Tarefas do exercício
A: Com base no texto sobre os Estudos sobre o Trauma, responda:
(i) Em que década foram desenvolvidos os trabalhos fundadores desse campo?
(ii) Qual foi o foco principal desses estudos?
(iii) Qual coletânea reuniu capítulos desses trabalhos traduzidos para o português?
B: Retome o texto sobre os Estudos sobre o Trauma logo após a sua última frase e dê continuidade a ele em um parágrafo, no mesmo registro.

Trecho do documento
^^^^^^^^^^^^^^^^
Beulens, Gert; Durrant, Sam; Eaglestone, Robert. The future of Trauma Theory: Contemporary Literary and Cultural CritiscimLondon/New York: Routledge, 2014182

Costuma-se denominar por Trauma Studies (Estudos sobre o Trauma) um conjunto de pesquisas interdisciplinares estadunidenses e europeias — notadamente influenciadas pela Psicanálise e pela Teoria Literária — que se valem do conceito de trauma como uma chave de leitura e análise das grandes “catástrofes” que marcaram o século XX e início do século XXI. Os trabalhos fundadores deste campo, e ainda hoje reconhecidos como canônicos, foram desenvolvidos por Cathy Caruth, Soshana Felman, Dori Laub, Dominick LaCapra e outros durante os anos 1990. Tais estudos tiveram como foco principal a Shoah , o holocausto judaico, e foram fundamentais para o desenvolvimento de pesquisas sobre a relação entre trauma, violência, testemunho e história. Ainda que a maior parte permaneça indisponível em língua portuguesa, alguns capítulos de livros foram traduzidos e publicados como parte da coletânea Catástrofe e representação (Nestrovski & Seligmann-Silva, 2000Nestrovski, A. R., Seligmann-Silva, M. (2000). Catástrofe e representação . São Paulo, SP: Escuta.), a qual, por sua vez, tornou-se uma espécie de obra seminal dos Estudos sobre o Trauma em território brasileiro.
^^^^^^^^^^^^^^^^
Entradas da coleção:
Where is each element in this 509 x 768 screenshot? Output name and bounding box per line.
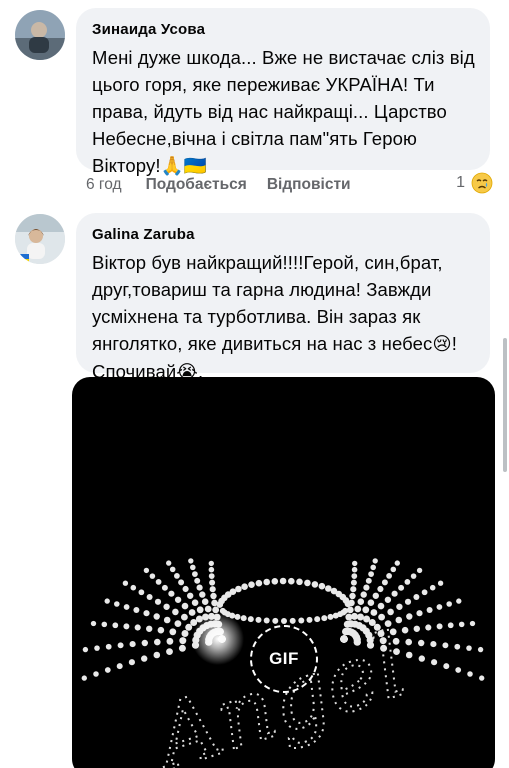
avatar-zinaida[interactable] [15, 10, 65, 60]
comment-line: янголятко, яке дивиться на нас з небес😢! [92, 330, 476, 358]
scrollbar[interactable] [503, 338, 507, 472]
comment-line: Віктор був найкращий!!!!Герой, син,брат, [92, 252, 443, 273]
avatar-photo-icon [15, 214, 65, 264]
comment-author[interactable]: Зинаида Усова [92, 20, 476, 40]
comment-line: права, йдуть від нас найкращі... Царство [92, 101, 447, 122]
comment-text: Віктор був найкращий!!!!Герой, син,брат,… [92, 249, 476, 386]
comment-line-text: янголятко, яке дивиться на нас з небес [92, 333, 433, 354]
comment-author[interactable]: Galina Zaruba [92, 225, 476, 245]
comment-timestamp[interactable]: 6 год [86, 176, 122, 194]
comments-thread: Зинаида Усова Мені дуже шкода... Вже не … [0, 0, 509, 768]
gif-play-badge[interactable]: GIF [250, 625, 318, 693]
comment-line: друг,товариш та гарна людина! Завжди [92, 279, 432, 300]
comment-line: усміхнена та турботлива. Він зараз як [92, 306, 421, 327]
avatar-photo-icon [15, 10, 65, 60]
comment-line: цього горя, яке переживає УКРАЇНА! Ти [92, 74, 435, 95]
comment-bubble-1: Зинаида Усова Мені дуже шкода... Вже не … [76, 8, 490, 177]
comment-line-text: Віктору! [92, 155, 161, 176]
comment-bubble-2: Galina Zaruba Віктор був найкращий!!!!Ге… [76, 213, 490, 383]
like-button[interactable]: Подобається [146, 176, 247, 194]
crying-face-icon [471, 172, 493, 194]
crying-face-icon: 😢 [432, 334, 452, 355]
comment-line-end: ! [451, 333, 457, 354]
comment-actions: 6 год Подобається Відповісти [86, 174, 371, 196]
angel-wings-image: Angel [81, 558, 485, 768]
gif-attachment[interactable]: Angel GIF [72, 377, 495, 768]
comment-line: Мені дуже шкода... Вже не вистачає сліз … [92, 47, 475, 68]
avatar-galina[interactable] [15, 214, 65, 264]
reaction-count: 1 [456, 174, 465, 191]
sparkle-icon [192, 613, 244, 665]
comment-text: Мені дуже шкода... Вже не вистачає сліз … [92, 44, 476, 180]
comment-line: Небесне,вічна і світла пам"ять Герою [92, 128, 417, 149]
reaction-summary[interactable]: 1 [456, 172, 493, 194]
reply-button[interactable]: Відповісти [267, 176, 351, 194]
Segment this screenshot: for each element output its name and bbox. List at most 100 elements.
^^^^^^^^^^^^^^^^
Respostas do exercício
A:
(i) Nos anos 1990.
(ii) A Shoah, o holocausto judaico.
(iii) A coletânea Catástrofe e representação (Nestrovski & Seligmann-Silva, 2000).

B:
Com a consolidação do campo e a consequente profusão do significante “trauma” pelas ciências humanas, os Trauma Studies tornaram-se também alvo de diversas críticas, dentre as quais se destacam aquelas oriundas dos estudos pós-coloniais, focadas essencialmente em tornar visível e examinar o caráter estadunidense-eurocêntrico arraigado nas bases fundantes dessas pesquisas. De forma geral, há um consenso entre os autores pós-coloniais de que a centralidade dos estudos sobre o Holocausto (e do 11 de setembro, pode-se dizer também) limitaria substancialmente o alcance das análises baseadas no conceito de trauma para outros contextos, como países africanos e do Oriente Médio, onde as marcas subjetivas da colonização se refletem de maneiras bastante distintas, inclusive do ponto de vista psicopatológico. Para que isso se torne possível, o modelo do traumatismo baseado na vivência de um ou mais eventos aterrorizantes, inesperados e incontroláveis precisaria ser revisto para contemplar situações em que o contato com a violência extrema se daria de forma estrutural ou mesmo contínua.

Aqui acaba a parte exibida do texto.